[Begin Document text]

To be honest with you, I spent part of this week learning that my scoring system was too dumb for the thing I was asking it to judge.
That sounds bad. It is bad. It is also exactly why Purple Games exists. If we already knew how to measure agentic cyber defense cleanly, I would not need to build this weird little lab where AI attackers and AI defenders keep embarrassing my assumptions in public.
The first version of the benchmark was predicate-heavy. Did red reach a stage? Did blue run a containment command? Did the match end with this exact event? It felt responsible because predicates are deterministic. They do not get moody. They do not wake up one morning and decide a mediocre defense was secretly brilliant.
But cyber defense is not just a checklist. A good defender does not always look like a good defender if your scoring system only understands the moves you predicted ahead of time.
The Match That Broke The Rubric
One of the early matches had a blue agent do something genuinely interesting. Instead of just blocking traffic or yelling into the void, it treated the environment like an incident. It preserved the real asset, substituted a canary value, and checked whether the attacker would take the bait.
That is defense. That is not theater. That is the kind of thing I want security teams to study because it looks a lot closer to how a real incident response plan might evolve when agents can reason, test, and adapt inside the environment.

[End Document text]

● **Direction 1**: In the text about Purple Games, what did the blue agent substitute while preserving the real asset?
The records that follow have no connection to the text about Purple Games.

[Begin Data in this exercise]

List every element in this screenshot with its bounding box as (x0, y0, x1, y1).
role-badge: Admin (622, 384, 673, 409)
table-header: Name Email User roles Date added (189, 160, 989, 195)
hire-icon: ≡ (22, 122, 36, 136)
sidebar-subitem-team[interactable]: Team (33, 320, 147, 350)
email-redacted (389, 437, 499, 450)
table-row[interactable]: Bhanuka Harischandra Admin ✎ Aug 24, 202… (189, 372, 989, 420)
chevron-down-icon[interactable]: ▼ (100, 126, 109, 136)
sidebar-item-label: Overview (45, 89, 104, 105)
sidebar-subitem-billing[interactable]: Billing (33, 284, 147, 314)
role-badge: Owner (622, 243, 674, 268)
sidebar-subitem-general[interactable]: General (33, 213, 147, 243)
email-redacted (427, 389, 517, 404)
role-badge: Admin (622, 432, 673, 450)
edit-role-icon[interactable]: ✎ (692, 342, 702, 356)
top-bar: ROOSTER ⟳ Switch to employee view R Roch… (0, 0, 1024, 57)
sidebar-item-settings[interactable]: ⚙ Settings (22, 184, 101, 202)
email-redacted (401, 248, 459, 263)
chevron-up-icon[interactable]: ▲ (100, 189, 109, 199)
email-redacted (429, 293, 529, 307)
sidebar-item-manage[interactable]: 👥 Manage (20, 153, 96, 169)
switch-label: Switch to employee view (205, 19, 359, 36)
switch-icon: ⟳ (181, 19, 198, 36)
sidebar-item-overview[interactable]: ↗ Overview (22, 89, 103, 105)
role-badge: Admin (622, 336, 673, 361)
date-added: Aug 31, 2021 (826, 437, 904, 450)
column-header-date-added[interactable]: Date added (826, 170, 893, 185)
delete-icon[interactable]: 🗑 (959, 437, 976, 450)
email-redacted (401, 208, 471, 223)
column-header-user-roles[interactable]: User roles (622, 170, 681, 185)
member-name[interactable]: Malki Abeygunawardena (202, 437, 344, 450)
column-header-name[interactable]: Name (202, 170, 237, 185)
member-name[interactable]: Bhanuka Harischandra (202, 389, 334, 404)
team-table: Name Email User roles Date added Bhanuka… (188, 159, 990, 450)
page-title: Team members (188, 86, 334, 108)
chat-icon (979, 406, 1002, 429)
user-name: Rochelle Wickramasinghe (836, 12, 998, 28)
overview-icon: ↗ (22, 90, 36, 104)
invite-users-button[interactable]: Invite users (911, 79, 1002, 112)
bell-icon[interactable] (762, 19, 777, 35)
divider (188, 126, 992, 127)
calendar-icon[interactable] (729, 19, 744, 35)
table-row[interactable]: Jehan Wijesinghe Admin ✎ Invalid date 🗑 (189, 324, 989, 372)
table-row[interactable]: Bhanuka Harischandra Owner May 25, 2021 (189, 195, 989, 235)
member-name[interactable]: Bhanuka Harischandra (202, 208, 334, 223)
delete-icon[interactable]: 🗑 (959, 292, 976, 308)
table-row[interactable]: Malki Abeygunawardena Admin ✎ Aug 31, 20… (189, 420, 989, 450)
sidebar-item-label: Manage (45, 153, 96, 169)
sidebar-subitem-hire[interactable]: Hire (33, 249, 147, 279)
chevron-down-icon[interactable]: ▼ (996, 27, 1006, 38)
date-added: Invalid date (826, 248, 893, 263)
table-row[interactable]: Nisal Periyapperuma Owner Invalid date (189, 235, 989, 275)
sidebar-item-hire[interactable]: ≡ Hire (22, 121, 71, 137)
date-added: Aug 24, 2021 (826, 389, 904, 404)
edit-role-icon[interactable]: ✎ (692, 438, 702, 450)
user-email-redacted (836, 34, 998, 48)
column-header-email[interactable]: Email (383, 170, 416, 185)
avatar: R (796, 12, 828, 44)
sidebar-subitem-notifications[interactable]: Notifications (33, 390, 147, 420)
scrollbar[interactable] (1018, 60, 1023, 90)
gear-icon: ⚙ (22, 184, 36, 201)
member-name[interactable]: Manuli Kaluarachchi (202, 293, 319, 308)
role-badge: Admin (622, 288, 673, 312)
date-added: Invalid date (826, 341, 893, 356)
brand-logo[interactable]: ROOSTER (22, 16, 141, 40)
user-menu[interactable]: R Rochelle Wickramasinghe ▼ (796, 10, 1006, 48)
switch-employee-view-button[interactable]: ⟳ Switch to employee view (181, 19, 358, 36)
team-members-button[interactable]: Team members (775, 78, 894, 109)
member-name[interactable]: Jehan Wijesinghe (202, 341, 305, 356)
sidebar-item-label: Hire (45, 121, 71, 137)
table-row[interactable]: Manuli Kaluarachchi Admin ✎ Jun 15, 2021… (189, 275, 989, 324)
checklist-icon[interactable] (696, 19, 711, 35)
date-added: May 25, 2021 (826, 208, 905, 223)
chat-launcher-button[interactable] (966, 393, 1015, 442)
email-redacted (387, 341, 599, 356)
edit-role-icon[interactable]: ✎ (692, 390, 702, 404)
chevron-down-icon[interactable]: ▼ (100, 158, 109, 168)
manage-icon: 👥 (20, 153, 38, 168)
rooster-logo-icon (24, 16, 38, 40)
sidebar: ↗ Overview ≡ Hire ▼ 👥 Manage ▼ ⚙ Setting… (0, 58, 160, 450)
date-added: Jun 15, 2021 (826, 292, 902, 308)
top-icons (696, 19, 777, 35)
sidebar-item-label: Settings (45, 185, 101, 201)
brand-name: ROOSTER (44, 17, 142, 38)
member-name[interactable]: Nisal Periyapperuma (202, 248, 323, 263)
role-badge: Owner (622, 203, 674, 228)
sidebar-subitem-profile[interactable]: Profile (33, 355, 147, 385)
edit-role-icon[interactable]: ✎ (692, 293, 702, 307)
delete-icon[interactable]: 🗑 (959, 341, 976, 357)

[End Data in this exercise]

● **Direction 2**: Reproduce the records verbatim, beginning with their first line and continuing through the line containing "user-name: Rochelle Wickramasinghe".

● **Task result 1**: A canary value.

● **Task result 2**:
List every element in this screenshot with its bounding box as (x0, y0, x1, y1).
role-badge: Admin (622, 384, 673, 409)
table-header: Name Email User roles Date added (189, 160, 989, 195)
hire-icon: ≡ (22, 122, 36, 136)
sidebar-subitem-team[interactable]: Team (33, 320, 147, 350)
email-redacted (389, 437, 499, 450)
table-row[interactable]: Bhanuka Harischandra Admin ✎ Aug 24, 202… (189, 372, 989, 420)
chevron-down-icon[interactable]: ▼ (100, 126, 109, 136)
sidebar-item-label: Overview (45, 89, 104, 105)
sidebar-subitem-billing[interactable]: Billing (33, 284, 147, 314)
role-badge: Owner (622, 243, 674, 268)
sidebar-subitem-general[interactable]: General (33, 213, 147, 243)
email-redacted (427, 389, 517, 404)
role-badge: Admin (622, 432, 673, 450)
edit-role-icon[interactable]: ✎ (692, 342, 702, 356)
top-bar: ROOSTER ⟳ Switch to employee view R Roch… (0, 0, 1024, 57)
sidebar-item-settings[interactable]: ⚙ Settings (22, 184, 101, 202)
email-redacted (401, 248, 459, 263)
chevron-up-icon[interactable]: ▲ (100, 189, 109, 199)
email-redacted (429, 293, 529, 307)
sidebar-item-manage[interactable]: 👥 Manage (20, 153, 96, 169)
switch-label: Switch to employee view (205, 19, 359, 36)
switch-icon: ⟳ (181, 19, 198, 36)
sidebar-item-overview[interactable]: ↗ Overview (22, 89, 103, 105)
role-badge: Admin (622, 336, 673, 361)
date-added: Aug 31, 2021 (826, 437, 904, 450)
column-header-date-added[interactable]: Date added (826, 170, 893, 185)
delete-icon[interactable]: 🗑 (959, 437, 976, 450)
email-redacted (401, 208, 471, 223)
column-header-user-roles[interactable]: User roles (622, 170, 681, 185)
member-name[interactable]: Malki Abeygunawardena (202, 437, 344, 450)
column-header-name[interactable]: Name (202, 170, 237, 185)
member-name[interactable]: Bhanuka Harischandra (202, 389, 334, 404)
team-table: Name Email User roles Date added Bhanuka… (188, 159, 990, 450)
page-title: Team members (188, 86, 334, 108)
chat-icon (979, 406, 1002, 429)
user-name: Rochelle Wickramasinghe (836, 12, 998, 28)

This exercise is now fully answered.